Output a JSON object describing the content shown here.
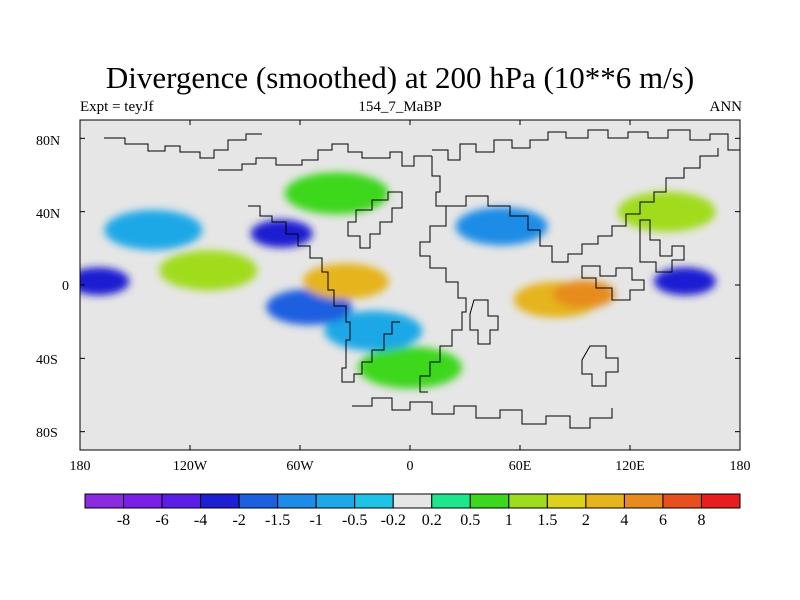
{
  "figure": {
    "title": "Divergence (smoothed) at 200 hPa (10**6 m/s)",
    "left_label": "Expt = teyJf",
    "center_label": "154_7_MaBP",
    "right_label": "ANN"
  },
  "map": {
    "lat_ticks": [
      {
        "label": "80N",
        "lat": 80
      },
      {
        "label": "40N",
        "lat": 40
      },
      {
        "label": "0",
        "lat": 0
      },
      {
        "label": "40S",
        "lat": -40
      },
      {
        "label": "80S",
        "lat": -80
      }
    ],
    "lon_ticks": [
      {
        "label": "180",
        "lon": -180
      },
      {
        "label": "120W",
        "lon": -120
      },
      {
        "label": "60W",
        "lon": -60
      },
      {
        "label": "0",
        "lon": 0
      },
      {
        "label": "60E",
        "lon": 60
      },
      {
        "label": "120E",
        "lon": 120
      },
      {
        "label": "180",
        "lon": 180
      }
    ]
  },
  "colorbar": {
    "colors": [
      "#8a2be2",
      "#7a1fe8",
      "#5a1ee6",
      "#1e1ed2",
      "#1e5fe0",
      "#1e8ce6",
      "#1ea8e6",
      "#1ec3e6",
      "#e6e6e6",
      "#1ee68c",
      "#3cd71e",
      "#a0dc1e",
      "#dcd21e",
      "#e6b41e",
      "#e68c1e",
      "#e6501e",
      "#e61e1e"
    ],
    "labels": [
      "-8",
      "-6",
      "-4",
      "-2",
      "-1.5",
      "-1",
      "-0.5",
      "-0.2",
      "0.2",
      "0.5",
      "1",
      "1.5",
      "2",
      "4",
      "6",
      "8"
    ]
  },
  "chart_data": {
    "type": "heatmap",
    "title": "Divergence (smoothed) at 200 hPa (10**6 m/s)",
    "projection": "cylindrical equidistant",
    "x_range": [
      -180,
      180
    ],
    "y_range": [
      -90,
      90
    ],
    "contour_levels": [
      -8,
      -6,
      -4,
      -2,
      -1.5,
      -1,
      -0.5,
      -0.2,
      0.2,
      0.5,
      1,
      1.5,
      2,
      4,
      6,
      8
    ],
    "features": [
      {
        "region": "central Pacific equator",
        "lon": -170,
        "lat": 2,
        "level": -4
      },
      {
        "region": "subtropical North Atlantic",
        "lon": -70,
        "lat": 28,
        "level": -4
      },
      {
        "region": "South America / South Atlantic",
        "lon": -55,
        "lat": -12,
        "level": -2
      },
      {
        "region": "central Asia",
        "lon": 50,
        "lat": 32,
        "level": -1.5
      },
      {
        "region": "western Pacific equator",
        "lon": 150,
        "lat": 2,
        "level": -4
      },
      {
        "region": "South Atlantic midlatitudes",
        "lon": -20,
        "lat": -25,
        "level": -1
      },
      {
        "region": "northeast Pacific",
        "lon": -140,
        "lat": 30,
        "level": -1
      },
      {
        "region": "Indian Ocean / Maritime Continent",
        "lon": 80,
        "lat": -8,
        "level": 2
      },
      {
        "region": "Maritime Continent core",
        "lon": 95,
        "lat": -5,
        "level": 4
      },
      {
        "region": "tropical Atlantic / Africa",
        "lon": -35,
        "lat": 2,
        "level": 2
      },
      {
        "region": "North Pacific midlatitudes",
        "lon": 140,
        "lat": 40,
        "level": 1
      },
      {
        "region": "North Atlantic midlatitudes",
        "lon": -40,
        "lat": 50,
        "level": 0.5
      },
      {
        "region": "Southern Ocean band",
        "lon": 0,
        "lat": -45,
        "level": 0.5
      },
      {
        "region": "eastern Pacific ITCZ",
        "lon": -110,
        "lat": 8,
        "level": 1
      }
    ]
  }
}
——
§ Problem to solve
Print every record above exactly as written, leaving out the pictures.

§ Solution below
Output a JSON object describing the content shown here.
{
  "figure": {
    "title": "Divergence (smoothed) at 200 hPa (10**6 m/s)",
    "left_label": "Expt = teyJf",
    "center_label": "154_7_MaBP",
    "right_label": "ANN"
  },
  "map": {
    "lat_ticks": [
      {
        "label": "80N",
        "lat": 80
      },
      {
        "label": "40N",
        "lat": 40
      },
      {
        "label": "0",
        "lat": 0
      },
      {
        "label": "40S",
        "lat": -40
      },
      {
        "label": "80S",
        "lat": -80
      }
    ],
    "lon_ticks": [
      {
        "label": "180",
        "lon": -180
      },
      {
        "label": "120W",
        "lon": -120
      },
      {
        "label": "60W",
        "lon": -60
      },
      {
        "label": "0",
        "lon": 0
      },
      {
        "label": "60E",
        "lon": 60
      },
      {
        "label": "120E",
        "lon": 120
      },
      {
        "label": "180",
        "lon": 180
      }
    ]
  },
  "colorbar": {
    "colors": [
      "#8a2be2",
      "#7a1fe8",
      "#5a1ee6",
      "#1e1ed2",
      "#1e5fe0",
      "#1e8ce6",
      "#1ea8e6",
      "#1ec3e6",
      "#e6e6e6",
      "#1ee68c",
      "#3cd71e",
      "#a0dc1e",
      "#dcd21e",
      "#e6b41e",
      "#e68c1e",
      "#e6501e",
      "#e61e1e"
    ],
    "labels": [
      "-8",
      "-6",
      "-4",
      "-2",
      "-1.5",
      "-1",
      "-0.5",
      "-0.2",
      "0.2",
      "0.5",
      "1",
      "1.5",
      "2",
      "4",
      "6",
      "8"
    ]
  },
  "chart_data": {
    "type": "heatmap",
    "title": "Divergence (smoothed) at 200 hPa (10**6 m/s)",
    "projection": "cylindrical equidistant",
    "x_range": [
      -180,
      180
    ],
    "y_range": [
      -90,
      90
    ],
    "contour_levels": [
      -8,
      -6,
      -4,
      -2,
      -1.5,
      -1,
      -0.5,
      -0.2,
      0.2,
      0.5,
      1,
      1.5,
      2,
      4,
      6,
      8
    ],
    "features": [
      {
        "region": "central Pacific equator",
        "lon": -170,
        "lat": 2,
        "level": -4
      },
      {
        "region": "subtropical North Atlantic",
        "lon": -70,
        "lat": 28,
        "level": -4
      },
      {
        "region": "South America / South Atlantic",
        "lon": -55,
        "lat": -12,
        "level": -2
      },
      {
        "region": "central Asia",
        "lon": 50,
        "lat": 32,
        "level": -1.5
      },
      {
        "region": "western Pacific equator",
        "lon": 150,
        "lat": 2,
        "level": -4
      },
      {
        "region": "South Atlantic midlatitudes",
        "lon": -20,
        "lat": -25,
        "level": -1
      },
      {
        "region": "northeast Pacific",
        "lon": -140,
        "lat": 30,
        "level": -1
      },
      {
        "region": "Indian Ocean / Maritime Continent",
        "lon": 80,
        "lat": -8,
        "level": 2
      },
      {
        "region": "Maritime Continent core",
        "lon": 95,
        "lat": -5,
        "level": 4
      },
      {
        "region": "tropical Atlantic / Africa",
        "lon": -35,
        "lat": 2,
        "level": 2
      },
      {
        "region": "North Pacific midlatitudes",
        "lon": 140,
        "lat": 40,
        "level": 1
      },
      {
        "region": "North Atlantic midlatitudes",
        "lon": -40,
        "lat": 50,
        "level": 0.5
      },
      {
        "region": "Southern Ocean band",
        "lon": 0,
        "lat": -45,
        "level": 0.5
      },
      {
        "region": "eastern Pacific ITCZ",
        "lon": -110,
        "lat": 8,
        "level": 1
      }
    ]
  }
}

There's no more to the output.